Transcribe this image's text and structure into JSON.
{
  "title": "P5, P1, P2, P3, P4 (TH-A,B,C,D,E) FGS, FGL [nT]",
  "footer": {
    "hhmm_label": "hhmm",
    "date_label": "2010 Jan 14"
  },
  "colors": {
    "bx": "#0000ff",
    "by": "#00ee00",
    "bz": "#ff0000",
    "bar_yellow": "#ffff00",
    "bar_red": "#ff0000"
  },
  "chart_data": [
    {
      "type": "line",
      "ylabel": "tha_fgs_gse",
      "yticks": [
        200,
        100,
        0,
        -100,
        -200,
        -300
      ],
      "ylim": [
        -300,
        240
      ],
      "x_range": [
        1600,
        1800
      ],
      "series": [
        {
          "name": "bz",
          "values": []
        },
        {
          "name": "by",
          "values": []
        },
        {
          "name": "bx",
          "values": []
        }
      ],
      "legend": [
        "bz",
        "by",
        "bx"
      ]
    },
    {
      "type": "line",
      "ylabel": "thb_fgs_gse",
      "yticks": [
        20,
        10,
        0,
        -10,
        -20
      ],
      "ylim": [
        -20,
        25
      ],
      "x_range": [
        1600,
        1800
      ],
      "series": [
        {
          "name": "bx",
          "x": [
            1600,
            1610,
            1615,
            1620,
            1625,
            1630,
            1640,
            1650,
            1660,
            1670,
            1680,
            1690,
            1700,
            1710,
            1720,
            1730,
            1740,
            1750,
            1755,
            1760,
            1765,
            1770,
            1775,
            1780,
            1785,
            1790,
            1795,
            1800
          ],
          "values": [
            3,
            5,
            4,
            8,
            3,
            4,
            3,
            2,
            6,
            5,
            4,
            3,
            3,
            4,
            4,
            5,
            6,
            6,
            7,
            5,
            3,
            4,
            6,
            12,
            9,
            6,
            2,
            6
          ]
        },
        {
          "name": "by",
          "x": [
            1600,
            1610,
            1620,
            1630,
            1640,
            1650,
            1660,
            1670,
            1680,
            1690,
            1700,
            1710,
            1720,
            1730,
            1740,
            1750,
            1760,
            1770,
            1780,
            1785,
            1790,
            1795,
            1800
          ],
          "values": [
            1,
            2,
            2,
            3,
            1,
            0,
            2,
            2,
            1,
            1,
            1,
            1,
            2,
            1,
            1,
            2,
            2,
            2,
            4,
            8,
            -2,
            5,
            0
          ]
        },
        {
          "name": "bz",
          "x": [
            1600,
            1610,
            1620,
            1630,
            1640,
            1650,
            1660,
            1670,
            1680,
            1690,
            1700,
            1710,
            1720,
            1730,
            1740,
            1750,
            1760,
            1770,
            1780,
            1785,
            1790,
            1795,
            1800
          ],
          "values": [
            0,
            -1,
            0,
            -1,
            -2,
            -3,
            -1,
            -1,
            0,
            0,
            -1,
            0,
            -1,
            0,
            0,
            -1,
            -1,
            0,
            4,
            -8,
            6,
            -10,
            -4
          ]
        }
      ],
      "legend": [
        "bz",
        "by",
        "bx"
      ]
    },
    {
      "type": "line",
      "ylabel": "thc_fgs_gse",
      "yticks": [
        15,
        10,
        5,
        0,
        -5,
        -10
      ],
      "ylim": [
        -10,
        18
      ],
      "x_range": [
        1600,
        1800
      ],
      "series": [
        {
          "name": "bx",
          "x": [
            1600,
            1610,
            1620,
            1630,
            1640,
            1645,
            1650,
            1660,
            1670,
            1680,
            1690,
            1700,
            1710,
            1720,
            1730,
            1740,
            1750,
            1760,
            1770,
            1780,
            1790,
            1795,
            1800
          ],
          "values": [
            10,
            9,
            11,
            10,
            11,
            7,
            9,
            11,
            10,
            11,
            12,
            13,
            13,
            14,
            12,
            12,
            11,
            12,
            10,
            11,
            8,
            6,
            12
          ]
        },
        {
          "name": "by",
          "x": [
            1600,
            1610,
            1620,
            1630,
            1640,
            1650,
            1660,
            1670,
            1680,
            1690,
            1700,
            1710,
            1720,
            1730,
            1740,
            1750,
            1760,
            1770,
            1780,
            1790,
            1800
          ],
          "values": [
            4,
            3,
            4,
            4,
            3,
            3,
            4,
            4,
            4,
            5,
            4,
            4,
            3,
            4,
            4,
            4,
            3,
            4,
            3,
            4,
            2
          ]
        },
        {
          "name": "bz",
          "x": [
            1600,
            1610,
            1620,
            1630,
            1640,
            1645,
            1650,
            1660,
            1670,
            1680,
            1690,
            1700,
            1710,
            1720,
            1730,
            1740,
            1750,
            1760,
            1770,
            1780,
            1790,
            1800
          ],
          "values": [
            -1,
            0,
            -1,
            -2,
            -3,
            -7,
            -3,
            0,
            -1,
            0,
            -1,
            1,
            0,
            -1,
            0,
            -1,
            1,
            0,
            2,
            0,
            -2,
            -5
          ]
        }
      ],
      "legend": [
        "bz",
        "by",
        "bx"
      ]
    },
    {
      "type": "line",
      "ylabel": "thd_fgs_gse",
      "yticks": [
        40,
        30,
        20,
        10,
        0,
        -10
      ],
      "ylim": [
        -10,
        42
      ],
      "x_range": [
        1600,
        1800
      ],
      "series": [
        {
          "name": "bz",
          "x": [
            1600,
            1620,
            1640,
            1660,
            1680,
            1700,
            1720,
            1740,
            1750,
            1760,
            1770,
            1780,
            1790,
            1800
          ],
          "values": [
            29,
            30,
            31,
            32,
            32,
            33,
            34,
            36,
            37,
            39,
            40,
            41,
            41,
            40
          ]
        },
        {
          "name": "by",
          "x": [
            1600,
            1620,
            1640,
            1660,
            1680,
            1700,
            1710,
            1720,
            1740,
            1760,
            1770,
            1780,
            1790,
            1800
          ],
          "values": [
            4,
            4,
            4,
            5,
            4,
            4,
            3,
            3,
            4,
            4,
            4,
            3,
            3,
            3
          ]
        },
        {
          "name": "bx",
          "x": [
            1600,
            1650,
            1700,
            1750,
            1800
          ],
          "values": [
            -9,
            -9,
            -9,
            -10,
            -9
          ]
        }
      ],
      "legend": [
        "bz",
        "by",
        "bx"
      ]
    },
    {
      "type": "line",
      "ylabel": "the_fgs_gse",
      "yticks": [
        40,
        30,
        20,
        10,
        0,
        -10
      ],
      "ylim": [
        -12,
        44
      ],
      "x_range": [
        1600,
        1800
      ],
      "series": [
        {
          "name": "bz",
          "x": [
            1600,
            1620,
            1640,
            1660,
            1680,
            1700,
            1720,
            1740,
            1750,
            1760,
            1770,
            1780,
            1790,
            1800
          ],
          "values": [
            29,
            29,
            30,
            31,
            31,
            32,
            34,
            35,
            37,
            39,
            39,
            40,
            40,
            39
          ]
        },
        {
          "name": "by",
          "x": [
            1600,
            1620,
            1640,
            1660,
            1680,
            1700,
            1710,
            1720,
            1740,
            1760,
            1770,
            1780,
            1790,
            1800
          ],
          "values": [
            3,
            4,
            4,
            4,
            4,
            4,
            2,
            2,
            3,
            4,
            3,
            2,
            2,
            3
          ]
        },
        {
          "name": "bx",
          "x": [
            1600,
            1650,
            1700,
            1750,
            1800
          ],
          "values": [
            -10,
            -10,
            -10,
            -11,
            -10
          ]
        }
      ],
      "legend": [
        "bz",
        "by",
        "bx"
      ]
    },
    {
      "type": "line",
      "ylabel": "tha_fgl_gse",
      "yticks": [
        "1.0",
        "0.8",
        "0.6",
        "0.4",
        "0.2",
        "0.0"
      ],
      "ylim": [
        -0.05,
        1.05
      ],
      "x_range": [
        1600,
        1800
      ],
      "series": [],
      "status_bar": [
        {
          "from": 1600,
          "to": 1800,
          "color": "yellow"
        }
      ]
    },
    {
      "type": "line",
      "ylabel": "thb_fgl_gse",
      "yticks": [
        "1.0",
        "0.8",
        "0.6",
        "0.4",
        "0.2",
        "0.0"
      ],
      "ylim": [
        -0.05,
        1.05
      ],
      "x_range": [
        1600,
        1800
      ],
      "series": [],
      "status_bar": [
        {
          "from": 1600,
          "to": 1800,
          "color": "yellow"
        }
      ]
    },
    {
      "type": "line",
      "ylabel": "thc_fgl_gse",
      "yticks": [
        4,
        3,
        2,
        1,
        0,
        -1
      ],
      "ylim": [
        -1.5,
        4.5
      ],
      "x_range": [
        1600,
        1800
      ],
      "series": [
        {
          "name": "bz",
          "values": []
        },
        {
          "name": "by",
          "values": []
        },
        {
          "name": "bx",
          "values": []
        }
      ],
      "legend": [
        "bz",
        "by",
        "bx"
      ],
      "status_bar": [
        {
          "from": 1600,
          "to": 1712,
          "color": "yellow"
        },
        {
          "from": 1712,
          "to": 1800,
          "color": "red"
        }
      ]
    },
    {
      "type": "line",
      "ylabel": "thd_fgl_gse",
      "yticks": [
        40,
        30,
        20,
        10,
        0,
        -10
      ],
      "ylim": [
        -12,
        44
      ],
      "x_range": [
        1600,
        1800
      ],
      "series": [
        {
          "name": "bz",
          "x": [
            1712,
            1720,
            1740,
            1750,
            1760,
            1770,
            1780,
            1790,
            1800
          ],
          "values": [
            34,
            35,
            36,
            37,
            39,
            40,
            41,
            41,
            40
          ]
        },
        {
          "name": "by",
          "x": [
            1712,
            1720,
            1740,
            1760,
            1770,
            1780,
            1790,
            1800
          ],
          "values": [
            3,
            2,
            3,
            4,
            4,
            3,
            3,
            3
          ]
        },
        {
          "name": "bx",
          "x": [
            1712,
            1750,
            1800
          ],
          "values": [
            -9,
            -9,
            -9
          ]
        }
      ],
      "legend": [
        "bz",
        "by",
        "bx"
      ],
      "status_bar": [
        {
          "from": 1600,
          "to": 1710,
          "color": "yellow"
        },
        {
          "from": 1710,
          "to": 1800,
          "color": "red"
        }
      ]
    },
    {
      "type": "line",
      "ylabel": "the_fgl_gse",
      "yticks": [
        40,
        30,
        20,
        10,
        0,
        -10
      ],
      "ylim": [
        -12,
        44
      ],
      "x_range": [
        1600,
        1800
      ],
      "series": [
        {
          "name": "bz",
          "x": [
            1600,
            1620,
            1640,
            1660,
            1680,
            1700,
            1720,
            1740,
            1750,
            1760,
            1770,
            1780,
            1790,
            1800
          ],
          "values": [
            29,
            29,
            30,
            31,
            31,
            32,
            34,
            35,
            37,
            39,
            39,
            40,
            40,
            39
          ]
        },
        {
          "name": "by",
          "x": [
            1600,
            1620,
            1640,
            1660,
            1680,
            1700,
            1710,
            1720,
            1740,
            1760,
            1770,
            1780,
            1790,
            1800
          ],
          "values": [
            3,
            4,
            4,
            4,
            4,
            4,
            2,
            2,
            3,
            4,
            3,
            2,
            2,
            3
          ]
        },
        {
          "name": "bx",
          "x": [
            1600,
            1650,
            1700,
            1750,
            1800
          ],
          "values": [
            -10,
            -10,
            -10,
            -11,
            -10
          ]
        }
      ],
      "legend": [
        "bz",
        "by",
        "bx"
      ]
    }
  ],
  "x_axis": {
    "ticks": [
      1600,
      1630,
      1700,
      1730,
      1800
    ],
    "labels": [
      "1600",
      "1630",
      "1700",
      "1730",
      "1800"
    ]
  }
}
• • • •
## EXERCISE BRIEF:
Wherever the word "ylabel" occurs in a line of the listing, copy that line.

## PROBLEM SOLUTION:
      "ylabel": "tha_fgs_gse",
      "ylabel": "thb_fgs_gse",
      "ylabel": "thc_fgs_gse",
      "ylabel": "thd_fgs_gse",
      "ylabel": "the_fgs_gse",
      "ylabel": "tha_fgl_gse",
      "ylabel": "thb_fgl_gse",
      "ylabel": "thc_fgl_gse",
      "ylabel": "thd_fgl_gse",
      "ylabel": "the_fgl_gse",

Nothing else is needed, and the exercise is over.